- **OBJECTIVE**: Of the lines in the entries, how many hold the word "عليه"? Give that number alone.

== INFORMATION SUPPLIED

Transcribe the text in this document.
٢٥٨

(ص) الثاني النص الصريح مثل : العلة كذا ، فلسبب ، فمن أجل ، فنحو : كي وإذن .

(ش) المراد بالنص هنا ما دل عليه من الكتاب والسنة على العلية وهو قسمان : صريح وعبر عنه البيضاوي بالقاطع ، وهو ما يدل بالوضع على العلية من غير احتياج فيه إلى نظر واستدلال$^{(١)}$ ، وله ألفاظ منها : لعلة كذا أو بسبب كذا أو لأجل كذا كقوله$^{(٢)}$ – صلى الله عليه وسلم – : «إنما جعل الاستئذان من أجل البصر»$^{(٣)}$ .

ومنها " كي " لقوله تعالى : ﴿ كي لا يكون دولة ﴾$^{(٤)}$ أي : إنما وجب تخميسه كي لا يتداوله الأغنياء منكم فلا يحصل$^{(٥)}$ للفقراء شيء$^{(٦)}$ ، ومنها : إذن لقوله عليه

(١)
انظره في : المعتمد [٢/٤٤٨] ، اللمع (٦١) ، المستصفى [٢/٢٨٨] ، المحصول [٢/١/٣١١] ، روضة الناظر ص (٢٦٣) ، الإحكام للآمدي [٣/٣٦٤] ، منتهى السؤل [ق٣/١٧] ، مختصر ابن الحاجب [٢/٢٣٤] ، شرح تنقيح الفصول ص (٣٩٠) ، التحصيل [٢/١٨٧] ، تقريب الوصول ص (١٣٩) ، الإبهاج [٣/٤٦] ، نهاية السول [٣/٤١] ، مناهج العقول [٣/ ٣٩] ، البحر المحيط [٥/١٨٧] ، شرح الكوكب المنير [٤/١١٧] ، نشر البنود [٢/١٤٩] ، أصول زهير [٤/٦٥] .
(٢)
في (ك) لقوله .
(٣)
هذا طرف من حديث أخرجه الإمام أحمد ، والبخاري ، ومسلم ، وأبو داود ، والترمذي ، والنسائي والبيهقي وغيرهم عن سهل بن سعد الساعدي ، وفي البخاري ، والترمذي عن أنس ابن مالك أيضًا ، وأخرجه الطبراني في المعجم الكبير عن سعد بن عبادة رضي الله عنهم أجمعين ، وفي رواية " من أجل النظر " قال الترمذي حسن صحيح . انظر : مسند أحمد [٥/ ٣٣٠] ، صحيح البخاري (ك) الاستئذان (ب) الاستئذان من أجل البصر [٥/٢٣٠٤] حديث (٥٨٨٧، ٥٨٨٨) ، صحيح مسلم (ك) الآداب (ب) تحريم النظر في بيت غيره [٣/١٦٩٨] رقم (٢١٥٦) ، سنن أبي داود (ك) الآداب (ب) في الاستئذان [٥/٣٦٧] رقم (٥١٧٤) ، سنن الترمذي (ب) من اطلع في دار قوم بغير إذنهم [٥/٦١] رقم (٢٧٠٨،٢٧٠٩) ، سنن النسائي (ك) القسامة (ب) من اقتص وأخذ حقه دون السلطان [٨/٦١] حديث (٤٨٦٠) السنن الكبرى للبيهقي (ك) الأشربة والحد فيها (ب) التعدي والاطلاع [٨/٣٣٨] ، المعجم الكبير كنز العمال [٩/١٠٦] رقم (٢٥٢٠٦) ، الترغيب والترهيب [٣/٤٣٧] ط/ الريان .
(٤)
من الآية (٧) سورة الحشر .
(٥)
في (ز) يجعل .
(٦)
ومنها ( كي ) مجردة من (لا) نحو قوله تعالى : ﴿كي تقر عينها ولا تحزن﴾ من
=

====

- **IN RESPONSE**: 2